Reconozco que a veces suelo revisar mis
viejas fotografías. Esas que ocasionalmente oculto, que intento
olvidar por todos los medios, pero que siguen en los álbum y no
puedo evitar la tentación de revisar. Digamos que es una tortura,
aunque también puede llegar a ser un auténtico orgullo.
No las oculto porque mi aspecto no
concordara con quien era, pues en la mayoría de imágenes soy el
mismo chico y llevo prendas que aún hoy me quedan, uso y suelo
apreciar bastante. Mi look no ha cambiado demasiado, pues suelo
variar mezclando estilos o buscando el mío propio adquiriendo
prendas que son de calidad y durarán algunas décadas. Todavía
tengo algunas sudaderas que adquirí en una tienda de surf cuando
contaba con quince años, las cuales me quedan y suelo usar de forma
habitual incluso para salir. No es la ropa, no es el peinado, ni
siquiera es el aspecto de mi cuerpo... Hablo de algo más. En mis
ojos se refleja la tristeza, amargura, la tortura que tenía que
soportar a diario y todo lo que callaba.
Cuando tenía siete años tuve que
asumir demasiadas cosas y la mayoría no eran agradables. Algunas
tenían que ver con mi responsabilidad como ser humano, ya que tenía
que hacerme a una idea que no todo el mundo tiene dos dedos de frente
y posee cierta conciencia. Hay cretinos y abundan demasiado en este
mundo. Las otras eran familiares. Poco a poco esas cargas familiares
se hicieron más pesadas, pero jamás llegaron a ser tan dolorosas
como las que tenía que administrar mi alma con respecto al vínculo
con otras externas o ajenas a mis sentimientos hacia mi verdadera
identidad.

■ ENUNCIADO:
Según el texto sobre las viejas fotografías, ¿en qué tipo de tienda se adquirieron las sudaderas que todavía se usan y a qué edad?

■ DATOS PARA REVISIÓN:
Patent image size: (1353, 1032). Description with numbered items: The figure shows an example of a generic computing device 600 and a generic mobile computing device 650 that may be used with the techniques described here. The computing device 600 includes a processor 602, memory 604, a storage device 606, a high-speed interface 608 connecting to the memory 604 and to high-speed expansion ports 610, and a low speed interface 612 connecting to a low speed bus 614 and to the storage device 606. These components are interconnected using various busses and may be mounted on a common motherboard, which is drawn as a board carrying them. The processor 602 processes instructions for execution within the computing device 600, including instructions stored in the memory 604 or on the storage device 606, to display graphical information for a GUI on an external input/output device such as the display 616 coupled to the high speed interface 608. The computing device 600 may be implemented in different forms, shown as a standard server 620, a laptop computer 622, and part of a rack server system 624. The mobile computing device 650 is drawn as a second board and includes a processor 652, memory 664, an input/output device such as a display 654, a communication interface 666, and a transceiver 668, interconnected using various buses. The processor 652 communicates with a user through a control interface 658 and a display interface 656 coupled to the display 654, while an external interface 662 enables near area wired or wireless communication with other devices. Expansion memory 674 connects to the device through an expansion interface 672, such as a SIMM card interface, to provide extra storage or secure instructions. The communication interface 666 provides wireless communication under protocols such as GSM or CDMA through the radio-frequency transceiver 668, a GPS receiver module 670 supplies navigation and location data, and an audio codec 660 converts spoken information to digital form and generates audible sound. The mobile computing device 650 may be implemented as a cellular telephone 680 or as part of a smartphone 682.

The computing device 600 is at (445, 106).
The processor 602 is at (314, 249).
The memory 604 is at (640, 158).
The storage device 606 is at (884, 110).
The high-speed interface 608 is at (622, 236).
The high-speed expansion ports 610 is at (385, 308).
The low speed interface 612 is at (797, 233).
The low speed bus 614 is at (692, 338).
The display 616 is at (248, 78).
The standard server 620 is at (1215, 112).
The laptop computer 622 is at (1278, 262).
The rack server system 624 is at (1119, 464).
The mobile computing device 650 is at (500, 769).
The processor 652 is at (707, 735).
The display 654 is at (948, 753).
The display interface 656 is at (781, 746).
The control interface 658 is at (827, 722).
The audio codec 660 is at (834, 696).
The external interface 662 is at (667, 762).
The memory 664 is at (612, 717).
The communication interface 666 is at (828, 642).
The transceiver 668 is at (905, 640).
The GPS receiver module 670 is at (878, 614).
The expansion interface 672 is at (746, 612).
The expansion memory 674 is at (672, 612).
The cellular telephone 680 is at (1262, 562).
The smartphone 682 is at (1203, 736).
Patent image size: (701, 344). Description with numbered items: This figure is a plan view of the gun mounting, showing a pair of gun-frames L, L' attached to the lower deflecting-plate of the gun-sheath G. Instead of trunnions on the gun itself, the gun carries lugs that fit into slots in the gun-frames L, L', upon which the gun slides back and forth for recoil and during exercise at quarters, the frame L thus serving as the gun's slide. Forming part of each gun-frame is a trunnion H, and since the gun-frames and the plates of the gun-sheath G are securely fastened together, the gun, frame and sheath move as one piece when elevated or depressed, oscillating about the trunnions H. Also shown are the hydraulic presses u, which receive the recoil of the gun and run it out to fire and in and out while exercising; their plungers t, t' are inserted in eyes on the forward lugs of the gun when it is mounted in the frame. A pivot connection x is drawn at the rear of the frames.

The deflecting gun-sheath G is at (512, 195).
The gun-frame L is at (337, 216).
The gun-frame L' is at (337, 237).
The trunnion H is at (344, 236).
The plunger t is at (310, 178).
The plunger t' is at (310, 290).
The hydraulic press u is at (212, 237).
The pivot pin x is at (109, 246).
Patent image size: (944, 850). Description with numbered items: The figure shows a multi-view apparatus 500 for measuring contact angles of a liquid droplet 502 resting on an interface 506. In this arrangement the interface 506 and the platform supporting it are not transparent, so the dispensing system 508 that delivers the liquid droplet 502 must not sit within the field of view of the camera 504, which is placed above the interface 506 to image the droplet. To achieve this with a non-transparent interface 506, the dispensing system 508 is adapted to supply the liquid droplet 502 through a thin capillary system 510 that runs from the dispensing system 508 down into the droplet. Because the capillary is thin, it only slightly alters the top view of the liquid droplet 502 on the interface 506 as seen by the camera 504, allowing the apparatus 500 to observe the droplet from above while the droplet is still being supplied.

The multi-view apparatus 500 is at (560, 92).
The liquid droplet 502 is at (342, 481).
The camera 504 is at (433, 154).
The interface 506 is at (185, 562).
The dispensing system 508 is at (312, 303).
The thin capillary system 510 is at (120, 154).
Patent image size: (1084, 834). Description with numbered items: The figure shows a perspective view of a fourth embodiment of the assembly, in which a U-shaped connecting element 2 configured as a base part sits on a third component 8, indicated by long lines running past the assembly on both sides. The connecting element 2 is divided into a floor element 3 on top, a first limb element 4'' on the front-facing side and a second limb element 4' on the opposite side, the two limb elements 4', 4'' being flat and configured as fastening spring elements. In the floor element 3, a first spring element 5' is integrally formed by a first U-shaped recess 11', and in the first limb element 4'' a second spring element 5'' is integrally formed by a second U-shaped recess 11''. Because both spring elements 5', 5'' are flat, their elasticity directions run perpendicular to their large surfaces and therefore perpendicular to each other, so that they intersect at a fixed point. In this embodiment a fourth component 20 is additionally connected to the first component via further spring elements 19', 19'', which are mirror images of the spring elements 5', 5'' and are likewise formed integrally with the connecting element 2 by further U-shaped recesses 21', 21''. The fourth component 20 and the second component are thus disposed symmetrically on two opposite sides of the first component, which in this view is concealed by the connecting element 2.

■ RESPUESTA:
En una tienda de surf, a los quince años.